** start Task material **
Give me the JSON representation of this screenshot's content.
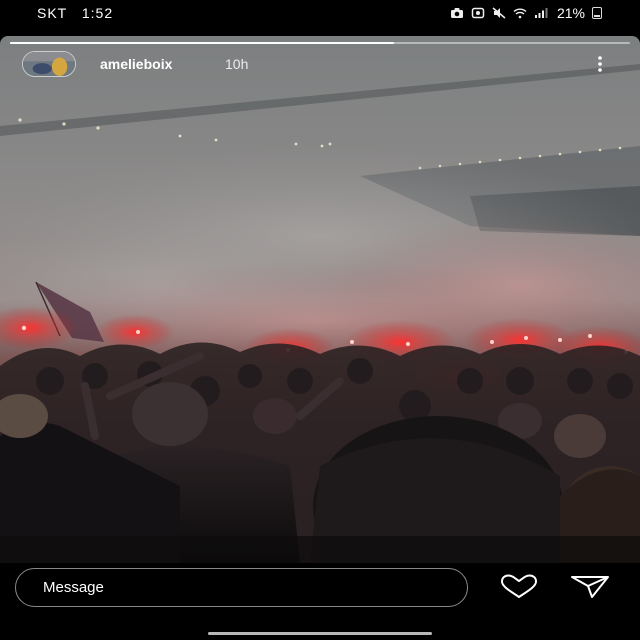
{
  "status_bar": {
    "carrier": "SKT",
    "time": "1:52",
    "battery_percent": "21%",
    "icons": [
      "camera-icon",
      "alarm-icon",
      "mute-icon",
      "wifi-icon",
      "signal-icon",
      "battery-icon"
    ]
  },
  "story": {
    "username": "amelieboix",
    "timestamp": "10h",
    "progress": 0.62,
    "media_description_icon": "stadium-crowd-flares-photo",
    "more_icon": "more-vertical-icon"
  },
  "reply_bar": {
    "placeholder": "Message",
    "like_icon": "heart-icon",
    "send_icon": "send-icon"
  },
  "colors": {
    "background": "#000000",
    "text": "#ffffff",
    "flare_red": "#ff2a2a",
    "smoke": "#8f8a88"
  }
}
** end Task material **
[Task description]: All of the data needs repeating exactly, but the pictures do not.

[Response for this exercise]:
Give me the JSON representation of this screenshot's content.
{
  "status_bar": {
    "carrier": "SKT",
    "time": "1:52",
    "battery_percent": "21%",
    "icons": [
      "camera-icon",
      "alarm-icon",
      "mute-icon",
      "wifi-icon",
      "signal-icon",
      "battery-icon"
    ]
  },
  "story": {
    "username": "amelieboix",
    "timestamp": "10h",
    "progress": 0.62,
    "media_description_icon": "stadium-crowd-flares-photo",
    "more_icon": "more-vertical-icon"
  },
  "reply_bar": {
    "placeholder": "Message",
    "like_icon": "heart-icon",
    "send_icon": "send-icon"
  },
  "colors": {
    "background": "#000000",
    "text": "#ffffff",
    "flare_red": "#ff2a2a",
    "smoke": "#8f8a88"
  }
}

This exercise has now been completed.